Rows from a dataset:
┌────────

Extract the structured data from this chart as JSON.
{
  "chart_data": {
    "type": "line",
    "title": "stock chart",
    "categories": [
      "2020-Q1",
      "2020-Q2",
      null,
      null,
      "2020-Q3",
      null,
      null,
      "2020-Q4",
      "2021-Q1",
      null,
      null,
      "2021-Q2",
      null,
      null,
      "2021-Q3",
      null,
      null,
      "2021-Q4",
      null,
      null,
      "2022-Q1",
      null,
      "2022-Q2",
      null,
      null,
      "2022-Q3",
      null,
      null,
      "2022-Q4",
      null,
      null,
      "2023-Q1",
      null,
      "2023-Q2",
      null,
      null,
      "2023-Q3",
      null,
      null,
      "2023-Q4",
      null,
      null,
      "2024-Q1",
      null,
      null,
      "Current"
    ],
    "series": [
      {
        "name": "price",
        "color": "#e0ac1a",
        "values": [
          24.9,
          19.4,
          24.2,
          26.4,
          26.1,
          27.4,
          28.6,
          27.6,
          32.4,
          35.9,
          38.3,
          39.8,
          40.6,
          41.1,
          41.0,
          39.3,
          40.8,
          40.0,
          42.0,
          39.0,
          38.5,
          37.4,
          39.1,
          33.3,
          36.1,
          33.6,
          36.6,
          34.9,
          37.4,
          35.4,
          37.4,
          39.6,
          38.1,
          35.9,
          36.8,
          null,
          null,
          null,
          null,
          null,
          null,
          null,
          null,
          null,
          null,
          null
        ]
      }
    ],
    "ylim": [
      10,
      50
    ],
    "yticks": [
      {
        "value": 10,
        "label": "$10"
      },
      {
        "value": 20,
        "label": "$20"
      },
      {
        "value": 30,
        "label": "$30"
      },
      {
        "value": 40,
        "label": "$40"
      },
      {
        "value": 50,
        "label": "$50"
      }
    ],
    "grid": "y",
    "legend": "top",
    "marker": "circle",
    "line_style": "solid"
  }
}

└────────

▶ _PROMPT_
Of the lines in this material, state how many hold the string "label". Write no other words.

▶ _RESULT_
5